**Item position lines:**
::::
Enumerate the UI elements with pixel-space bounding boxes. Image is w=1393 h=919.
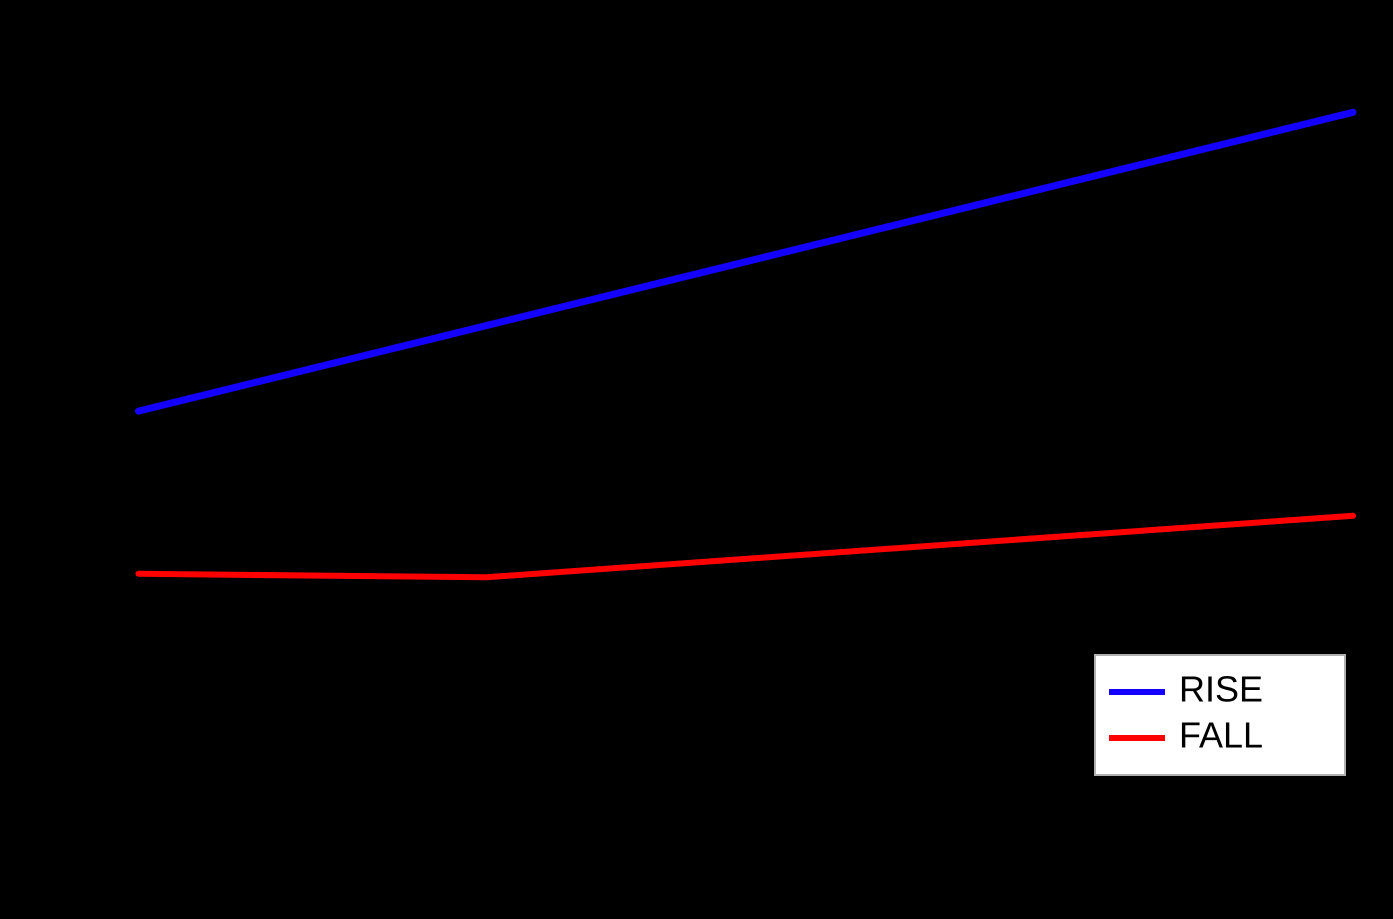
legend-label-fall: FALL bbox=[1179, 715, 1263, 756]
legend-label-rise: RISE bbox=[1179, 669, 1263, 710]
chart-svg: RISE FALL bbox=[0, 0, 1393, 919]
chart-background bbox=[0, 0, 1393, 919]
line-chart: RISE FALL bbox=[0, 0, 1393, 919]
legend: RISE FALL bbox=[1095, 655, 1345, 775]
::::
**DIRECTION:** Can you return the lines above exactly as they appear, leaving out the pictures?

**EXERCISE RESPONSE:**
Enumerate the UI elements with pixel-space bounding boxes. Image is w=1393 h=919.
legend-label-fall: FALL bbox=[1179, 715, 1263, 756]
legend-label-rise: RISE bbox=[1179, 669, 1263, 710]
chart-svg: RISE FALL bbox=[0, 0, 1393, 919]
chart-background bbox=[0, 0, 1393, 919]
line-chart: RISE FALL bbox=[0, 0, 1393, 919]
legend: RISE FALL bbox=[1095, 655, 1345, 775]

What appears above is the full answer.